(Items from a data source)
════════════════════

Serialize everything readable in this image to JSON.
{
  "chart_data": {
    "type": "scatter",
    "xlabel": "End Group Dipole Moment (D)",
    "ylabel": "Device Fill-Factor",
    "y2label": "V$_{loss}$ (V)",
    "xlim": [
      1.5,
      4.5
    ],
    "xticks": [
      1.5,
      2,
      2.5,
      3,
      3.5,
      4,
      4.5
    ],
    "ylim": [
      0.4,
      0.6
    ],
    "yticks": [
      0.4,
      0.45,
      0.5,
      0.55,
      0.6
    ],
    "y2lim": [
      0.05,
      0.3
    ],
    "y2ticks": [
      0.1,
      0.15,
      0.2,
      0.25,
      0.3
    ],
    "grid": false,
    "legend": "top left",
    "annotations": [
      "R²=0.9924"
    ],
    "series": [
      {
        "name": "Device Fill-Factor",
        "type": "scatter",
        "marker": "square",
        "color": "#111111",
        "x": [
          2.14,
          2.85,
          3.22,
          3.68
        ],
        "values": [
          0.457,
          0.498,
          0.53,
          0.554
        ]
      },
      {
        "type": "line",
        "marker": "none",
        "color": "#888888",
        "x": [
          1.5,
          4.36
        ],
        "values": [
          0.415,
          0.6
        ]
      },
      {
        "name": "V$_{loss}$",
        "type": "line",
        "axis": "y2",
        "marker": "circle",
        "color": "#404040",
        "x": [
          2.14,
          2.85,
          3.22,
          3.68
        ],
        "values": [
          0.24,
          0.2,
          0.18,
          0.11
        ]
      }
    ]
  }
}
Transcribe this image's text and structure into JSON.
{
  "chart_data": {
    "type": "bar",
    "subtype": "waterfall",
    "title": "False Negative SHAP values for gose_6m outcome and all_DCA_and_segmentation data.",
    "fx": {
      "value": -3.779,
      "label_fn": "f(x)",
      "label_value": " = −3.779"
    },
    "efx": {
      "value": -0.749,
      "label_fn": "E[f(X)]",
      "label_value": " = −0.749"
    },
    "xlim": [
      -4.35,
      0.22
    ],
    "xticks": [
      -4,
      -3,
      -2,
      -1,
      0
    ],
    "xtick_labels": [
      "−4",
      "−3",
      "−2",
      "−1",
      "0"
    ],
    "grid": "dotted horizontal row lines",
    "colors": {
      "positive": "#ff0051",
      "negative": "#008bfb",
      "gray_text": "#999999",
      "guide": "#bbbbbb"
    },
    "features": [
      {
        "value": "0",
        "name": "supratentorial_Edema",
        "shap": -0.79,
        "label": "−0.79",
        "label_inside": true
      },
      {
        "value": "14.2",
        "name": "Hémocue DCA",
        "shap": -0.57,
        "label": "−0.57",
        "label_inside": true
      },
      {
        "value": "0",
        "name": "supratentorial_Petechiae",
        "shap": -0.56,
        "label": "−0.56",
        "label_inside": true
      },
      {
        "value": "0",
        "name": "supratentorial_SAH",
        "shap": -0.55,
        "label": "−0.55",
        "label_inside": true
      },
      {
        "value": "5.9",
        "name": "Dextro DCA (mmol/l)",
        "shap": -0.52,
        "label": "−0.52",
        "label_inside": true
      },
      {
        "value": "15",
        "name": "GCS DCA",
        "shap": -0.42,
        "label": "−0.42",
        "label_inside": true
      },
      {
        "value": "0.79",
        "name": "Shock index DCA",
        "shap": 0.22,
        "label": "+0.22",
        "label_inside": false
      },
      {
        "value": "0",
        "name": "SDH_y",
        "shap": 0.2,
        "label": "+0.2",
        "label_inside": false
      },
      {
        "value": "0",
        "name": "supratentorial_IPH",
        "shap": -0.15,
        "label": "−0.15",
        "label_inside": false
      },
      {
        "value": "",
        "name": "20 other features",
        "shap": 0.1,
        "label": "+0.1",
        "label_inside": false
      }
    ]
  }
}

════════════════════

(Task brief)
Return every line of the material exactly.

(Full answer)
Serialize everything readable in this image to JSON.
{
  "chart_data": {
    "type": "scatter",
    "xlabel": "End Group Dipole Moment (D)",
    "ylabel": "Device Fill-Factor",
    "y2label": "V$_{loss}$ (V)",
    "xlim": [
      1.5,
      4.5
    ],
    "xticks": [
      1.5,
      2,
      2.5,
      3,
      3.5,
      4,
      4.5
    ],
    "ylim": [
      0.4,
      0.6
    ],
    "yticks": [
      0.4,
      0.45,
      0.5,
      0.55,
      0.6
    ],
    "y2lim": [
      0.05,
      0.3
    ],
    "y2ticks": [
      0.1,
      0.15,
      0.2,
      0.25,
      0.3
    ],
    "grid": false,
    "legend": "top left",
    "annotations": [
      "R²=0.9924"
    ],
    "series": [
      {
        "name": "Device Fill-Factor",
        "type": "scatter",
        "marker": "square",
        "color": "#111111",
        "x": [
          2.14,
          2.85,
          3.22,
          3.68
        ],
        "values": [
          0.457,
          0.498,
          0.53,
          0.554
        ]
      },
      {
        "type": "line",
        "marker": "none",
        "color": "#888888",
        "x": [
          1.5,
          4.36
        ],
        "values": [
          0.415,
          0.6
        ]
      },
      {
        "name": "V$_{loss}$",
        "type": "line",
        "axis": "y2",
        "marker": "circle",
        "color": "#404040",
        "x": [
          2.14,
          2.85,
          3.22,
          3.68
        ],
        "values": [
          0.24,
          0.2,
          0.18,
          0.11
        ]
      }
    ]
  }
}
Transcribe this image's text and structure into JSON.
{
  "chart_data": {
    "type": "bar",
    "subtype": "waterfall",
    "title": "False Negative SHAP values for gose_6m outcome and all_DCA_and_segmentation data.",
    "fx": {
      "value": -3.779,
      "label_fn": "f(x)",
      "label_value": " = −3.779"
    },
    "efx": {
      "value": -0.749,
      "label_fn": "E[f(X)]",
      "label_value": " = −0.749"
    },
    "xlim": [
      -4.35,
      0.22
    ],
    "xticks": [
      -4,
      -3,
      -2,
      -1,
      0
    ],
    "xtick_labels": [
      "−4",
      "−3",
      "−2",
      "−1",
      "0"
    ],
    "grid": "dotted horizontal row lines",
    "colors": {
      "positive": "#ff0051",
      "negative": "#008bfb",
      "gray_text": "#999999",
      "guide": "#bbbbbb"
    },
    "features": [
      {
        "value": "0",
        "name": "supratentorial_Edema",
        "shap": -0.79,
        "label": "−0.79",
        "label_inside": true
      },
      {
        "value": "14.2",
        "name": "Hémocue DCA",
        "shap": -0.57,
        "label": "−0.57",
        "label_inside": true
      },
      {
        "value": "0",
        "name": "supratentorial_Petechiae",
        "shap": -0.56,
        "label": "−0.56",
        "label_inside": true
      },
      {
        "value": "0",
        "name": "supratentorial_SAH",
        "shap": -0.55,
        "label": "−0.55",
        "label_inside": true
      },
      {
        "value": "5.9",
        "name": "Dextro DCA (mmol/l)",
        "shap": -0.52,
        "label": "−0.52",
        "label_inside": true
      },
      {
        "value": "15",
        "name": "GCS DCA",
        "shap": -0.42,
        "label": "−0.42",
        "label_inside": true
      },
      {
        "value": "0.79",
        "name": "Shock index DCA",
        "shap": 0.22,
        "label": "+0.22",
        "label_inside": false
      },
      {
        "value": "0",
        "name": "SDH_y",
        "shap": 0.2,
        "label": "+0.2",
        "label_inside": false
      },
      {
        "value": "0",
        "name": "supratentorial_IPH",
        "shap": -0.15,
        "label": "−0.15",
        "label_inside": false
      },
      {
        "value": "",
        "name": "20 other features",
        "shap": 0.1,
        "label": "+0.1",
        "label_inside": false
      }
    ]
  }
}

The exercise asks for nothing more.